Count how many lines below include the string "photo", and give that number without anything else.

Items from a dataset:

━━━━

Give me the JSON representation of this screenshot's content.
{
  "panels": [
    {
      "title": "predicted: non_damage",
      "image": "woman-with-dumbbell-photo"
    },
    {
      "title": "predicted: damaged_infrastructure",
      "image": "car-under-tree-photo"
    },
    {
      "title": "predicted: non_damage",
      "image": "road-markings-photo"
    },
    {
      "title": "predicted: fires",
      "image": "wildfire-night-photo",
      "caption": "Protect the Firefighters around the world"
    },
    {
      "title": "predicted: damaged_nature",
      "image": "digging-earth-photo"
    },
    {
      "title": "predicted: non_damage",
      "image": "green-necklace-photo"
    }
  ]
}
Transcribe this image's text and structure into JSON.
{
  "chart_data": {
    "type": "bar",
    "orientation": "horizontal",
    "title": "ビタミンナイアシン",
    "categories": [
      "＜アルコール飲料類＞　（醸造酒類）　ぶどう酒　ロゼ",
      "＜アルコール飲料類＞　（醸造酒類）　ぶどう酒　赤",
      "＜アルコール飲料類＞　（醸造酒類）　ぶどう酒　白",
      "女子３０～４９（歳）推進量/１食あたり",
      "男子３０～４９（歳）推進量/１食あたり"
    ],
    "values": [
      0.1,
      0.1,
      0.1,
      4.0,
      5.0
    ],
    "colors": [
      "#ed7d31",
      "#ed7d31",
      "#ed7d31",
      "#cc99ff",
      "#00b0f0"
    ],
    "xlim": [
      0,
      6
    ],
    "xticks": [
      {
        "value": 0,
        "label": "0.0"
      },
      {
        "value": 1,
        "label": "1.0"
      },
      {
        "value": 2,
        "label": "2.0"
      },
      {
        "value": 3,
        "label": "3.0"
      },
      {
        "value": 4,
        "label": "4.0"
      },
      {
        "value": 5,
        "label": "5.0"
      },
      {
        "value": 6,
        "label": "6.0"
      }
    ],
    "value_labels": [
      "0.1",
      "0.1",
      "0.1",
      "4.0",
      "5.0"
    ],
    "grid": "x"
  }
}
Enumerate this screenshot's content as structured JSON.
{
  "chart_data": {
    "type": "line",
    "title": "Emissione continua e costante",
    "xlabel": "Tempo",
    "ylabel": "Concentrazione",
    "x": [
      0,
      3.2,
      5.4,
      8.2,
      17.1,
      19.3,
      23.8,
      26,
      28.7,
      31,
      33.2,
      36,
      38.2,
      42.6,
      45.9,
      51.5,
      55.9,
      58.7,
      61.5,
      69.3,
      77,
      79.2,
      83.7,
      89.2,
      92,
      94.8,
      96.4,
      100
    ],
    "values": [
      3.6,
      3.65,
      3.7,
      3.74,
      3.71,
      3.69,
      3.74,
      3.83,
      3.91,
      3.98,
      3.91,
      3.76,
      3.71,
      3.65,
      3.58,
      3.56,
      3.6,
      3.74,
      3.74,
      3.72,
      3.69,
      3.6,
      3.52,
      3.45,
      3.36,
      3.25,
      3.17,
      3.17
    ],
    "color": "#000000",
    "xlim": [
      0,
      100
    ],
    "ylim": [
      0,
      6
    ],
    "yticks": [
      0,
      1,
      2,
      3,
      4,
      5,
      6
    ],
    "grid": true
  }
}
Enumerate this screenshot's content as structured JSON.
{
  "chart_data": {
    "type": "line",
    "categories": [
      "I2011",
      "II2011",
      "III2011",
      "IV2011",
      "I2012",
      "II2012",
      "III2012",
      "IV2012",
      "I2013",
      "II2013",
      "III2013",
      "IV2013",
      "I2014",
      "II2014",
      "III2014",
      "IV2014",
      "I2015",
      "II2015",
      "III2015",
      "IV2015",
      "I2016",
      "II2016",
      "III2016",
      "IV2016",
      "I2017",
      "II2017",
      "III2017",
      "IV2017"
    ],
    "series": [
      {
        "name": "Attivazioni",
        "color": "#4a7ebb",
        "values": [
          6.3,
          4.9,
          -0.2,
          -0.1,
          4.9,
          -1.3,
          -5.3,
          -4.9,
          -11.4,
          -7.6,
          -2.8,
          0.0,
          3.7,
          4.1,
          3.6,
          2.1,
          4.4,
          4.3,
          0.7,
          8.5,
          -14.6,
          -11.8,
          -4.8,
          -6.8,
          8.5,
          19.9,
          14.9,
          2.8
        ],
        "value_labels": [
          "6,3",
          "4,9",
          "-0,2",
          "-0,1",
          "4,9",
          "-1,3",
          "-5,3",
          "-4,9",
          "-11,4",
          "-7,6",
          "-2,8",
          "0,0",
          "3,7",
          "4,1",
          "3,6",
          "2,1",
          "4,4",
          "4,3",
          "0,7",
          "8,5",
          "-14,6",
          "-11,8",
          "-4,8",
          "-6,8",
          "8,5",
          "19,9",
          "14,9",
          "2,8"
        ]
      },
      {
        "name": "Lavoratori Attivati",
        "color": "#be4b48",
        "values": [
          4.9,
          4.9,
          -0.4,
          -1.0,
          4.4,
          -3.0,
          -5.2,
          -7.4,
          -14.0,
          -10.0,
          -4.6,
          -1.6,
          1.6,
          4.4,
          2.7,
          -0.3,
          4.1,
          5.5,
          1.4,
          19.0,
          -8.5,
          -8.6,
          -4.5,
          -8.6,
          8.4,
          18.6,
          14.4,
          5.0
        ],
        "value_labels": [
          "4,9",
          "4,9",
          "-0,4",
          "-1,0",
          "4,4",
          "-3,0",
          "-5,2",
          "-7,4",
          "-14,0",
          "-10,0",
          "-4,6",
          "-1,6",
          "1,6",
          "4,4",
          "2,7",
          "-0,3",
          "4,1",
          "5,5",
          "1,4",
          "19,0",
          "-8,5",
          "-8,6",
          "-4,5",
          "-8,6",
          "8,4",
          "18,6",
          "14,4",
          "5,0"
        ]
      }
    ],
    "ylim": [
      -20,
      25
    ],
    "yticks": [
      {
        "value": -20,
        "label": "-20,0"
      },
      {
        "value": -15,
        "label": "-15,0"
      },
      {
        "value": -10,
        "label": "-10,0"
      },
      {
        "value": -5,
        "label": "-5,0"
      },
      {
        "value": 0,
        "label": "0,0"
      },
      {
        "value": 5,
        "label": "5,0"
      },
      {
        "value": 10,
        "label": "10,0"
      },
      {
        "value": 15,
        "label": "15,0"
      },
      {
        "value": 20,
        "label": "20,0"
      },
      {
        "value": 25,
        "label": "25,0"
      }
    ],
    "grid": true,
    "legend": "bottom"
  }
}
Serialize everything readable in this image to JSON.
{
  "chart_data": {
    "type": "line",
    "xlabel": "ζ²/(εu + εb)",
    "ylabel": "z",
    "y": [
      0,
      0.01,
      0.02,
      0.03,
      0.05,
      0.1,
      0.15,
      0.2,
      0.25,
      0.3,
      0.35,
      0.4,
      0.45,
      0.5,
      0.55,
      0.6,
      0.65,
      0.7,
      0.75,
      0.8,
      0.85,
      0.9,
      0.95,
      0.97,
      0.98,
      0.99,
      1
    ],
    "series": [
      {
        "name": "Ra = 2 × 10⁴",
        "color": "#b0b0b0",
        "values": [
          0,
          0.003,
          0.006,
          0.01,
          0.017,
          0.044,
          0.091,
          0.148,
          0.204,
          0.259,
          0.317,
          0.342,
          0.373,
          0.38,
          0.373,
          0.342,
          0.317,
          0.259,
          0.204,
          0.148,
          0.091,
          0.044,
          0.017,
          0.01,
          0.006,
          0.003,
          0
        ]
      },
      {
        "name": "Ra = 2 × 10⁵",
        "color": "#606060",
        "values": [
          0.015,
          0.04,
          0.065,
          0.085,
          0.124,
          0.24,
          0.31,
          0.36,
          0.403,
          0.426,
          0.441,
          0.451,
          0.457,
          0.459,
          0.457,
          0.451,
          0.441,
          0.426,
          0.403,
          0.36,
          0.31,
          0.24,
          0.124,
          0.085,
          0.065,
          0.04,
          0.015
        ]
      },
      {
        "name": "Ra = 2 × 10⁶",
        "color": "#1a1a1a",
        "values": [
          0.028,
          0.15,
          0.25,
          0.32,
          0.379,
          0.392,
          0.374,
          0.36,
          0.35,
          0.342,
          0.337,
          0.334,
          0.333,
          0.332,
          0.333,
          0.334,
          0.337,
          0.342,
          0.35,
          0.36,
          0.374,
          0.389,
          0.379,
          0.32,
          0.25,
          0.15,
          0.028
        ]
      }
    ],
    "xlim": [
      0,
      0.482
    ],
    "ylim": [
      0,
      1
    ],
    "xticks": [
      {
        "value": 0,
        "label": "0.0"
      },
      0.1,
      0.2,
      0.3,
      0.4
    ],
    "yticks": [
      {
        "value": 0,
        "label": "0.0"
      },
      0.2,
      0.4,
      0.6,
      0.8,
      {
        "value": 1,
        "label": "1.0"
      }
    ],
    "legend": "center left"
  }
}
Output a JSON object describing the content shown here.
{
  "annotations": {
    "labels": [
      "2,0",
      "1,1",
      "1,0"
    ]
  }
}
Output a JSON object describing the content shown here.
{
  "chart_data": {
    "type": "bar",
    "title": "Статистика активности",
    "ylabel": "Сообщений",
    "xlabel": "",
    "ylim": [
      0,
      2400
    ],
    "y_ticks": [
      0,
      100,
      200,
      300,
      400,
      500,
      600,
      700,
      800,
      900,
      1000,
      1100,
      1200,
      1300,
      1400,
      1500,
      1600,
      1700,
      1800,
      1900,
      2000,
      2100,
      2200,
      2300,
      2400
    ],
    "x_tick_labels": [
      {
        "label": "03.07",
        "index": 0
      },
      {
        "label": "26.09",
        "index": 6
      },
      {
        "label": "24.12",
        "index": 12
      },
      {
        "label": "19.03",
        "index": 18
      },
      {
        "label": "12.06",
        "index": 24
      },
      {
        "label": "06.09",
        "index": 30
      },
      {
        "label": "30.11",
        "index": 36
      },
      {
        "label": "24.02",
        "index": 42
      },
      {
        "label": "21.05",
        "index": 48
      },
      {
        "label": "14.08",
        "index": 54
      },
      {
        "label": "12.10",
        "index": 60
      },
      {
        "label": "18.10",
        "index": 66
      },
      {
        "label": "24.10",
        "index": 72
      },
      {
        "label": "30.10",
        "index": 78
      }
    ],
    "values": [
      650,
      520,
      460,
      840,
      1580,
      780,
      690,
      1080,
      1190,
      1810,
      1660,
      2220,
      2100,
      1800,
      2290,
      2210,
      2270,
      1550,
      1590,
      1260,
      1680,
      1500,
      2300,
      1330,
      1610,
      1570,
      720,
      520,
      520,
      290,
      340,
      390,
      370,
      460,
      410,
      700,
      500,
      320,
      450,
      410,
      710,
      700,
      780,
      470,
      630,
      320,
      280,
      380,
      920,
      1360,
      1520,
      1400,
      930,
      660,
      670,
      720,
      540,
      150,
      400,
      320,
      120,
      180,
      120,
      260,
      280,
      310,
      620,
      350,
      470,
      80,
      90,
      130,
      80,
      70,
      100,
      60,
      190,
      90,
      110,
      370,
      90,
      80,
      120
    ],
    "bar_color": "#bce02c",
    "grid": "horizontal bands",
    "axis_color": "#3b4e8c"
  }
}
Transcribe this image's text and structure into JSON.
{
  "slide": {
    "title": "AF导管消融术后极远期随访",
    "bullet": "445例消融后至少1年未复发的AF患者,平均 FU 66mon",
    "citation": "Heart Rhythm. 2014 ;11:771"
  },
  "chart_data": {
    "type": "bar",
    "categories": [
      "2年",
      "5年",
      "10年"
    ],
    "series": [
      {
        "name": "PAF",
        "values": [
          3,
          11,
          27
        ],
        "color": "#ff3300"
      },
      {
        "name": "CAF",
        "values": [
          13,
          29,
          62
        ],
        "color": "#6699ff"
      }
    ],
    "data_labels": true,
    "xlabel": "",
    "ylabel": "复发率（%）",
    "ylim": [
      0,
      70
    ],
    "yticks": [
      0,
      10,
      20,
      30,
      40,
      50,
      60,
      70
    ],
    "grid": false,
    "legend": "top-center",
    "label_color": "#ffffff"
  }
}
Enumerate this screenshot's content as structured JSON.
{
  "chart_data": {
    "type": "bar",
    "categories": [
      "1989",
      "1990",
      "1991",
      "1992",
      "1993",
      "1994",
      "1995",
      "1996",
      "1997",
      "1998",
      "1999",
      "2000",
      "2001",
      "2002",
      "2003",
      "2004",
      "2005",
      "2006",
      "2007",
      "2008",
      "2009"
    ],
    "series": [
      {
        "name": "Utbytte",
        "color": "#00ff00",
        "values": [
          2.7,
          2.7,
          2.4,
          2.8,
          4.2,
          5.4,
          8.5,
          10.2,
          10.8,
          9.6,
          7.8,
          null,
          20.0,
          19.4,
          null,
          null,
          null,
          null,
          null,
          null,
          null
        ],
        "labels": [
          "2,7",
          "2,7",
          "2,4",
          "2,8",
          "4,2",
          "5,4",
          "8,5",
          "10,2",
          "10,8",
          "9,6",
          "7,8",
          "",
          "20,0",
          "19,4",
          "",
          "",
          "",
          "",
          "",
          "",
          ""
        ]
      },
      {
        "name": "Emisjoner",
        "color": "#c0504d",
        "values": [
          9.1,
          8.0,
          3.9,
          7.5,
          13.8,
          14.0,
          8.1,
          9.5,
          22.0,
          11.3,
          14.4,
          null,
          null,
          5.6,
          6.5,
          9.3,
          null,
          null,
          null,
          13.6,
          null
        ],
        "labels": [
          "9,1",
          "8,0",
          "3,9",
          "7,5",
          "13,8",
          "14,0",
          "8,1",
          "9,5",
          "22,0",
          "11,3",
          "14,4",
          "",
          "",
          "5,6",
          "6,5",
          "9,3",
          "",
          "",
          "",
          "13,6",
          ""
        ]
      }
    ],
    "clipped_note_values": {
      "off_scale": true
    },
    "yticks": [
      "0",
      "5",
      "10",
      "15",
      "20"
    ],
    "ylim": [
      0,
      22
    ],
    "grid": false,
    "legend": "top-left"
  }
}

━━━━

_REPLY:_ 6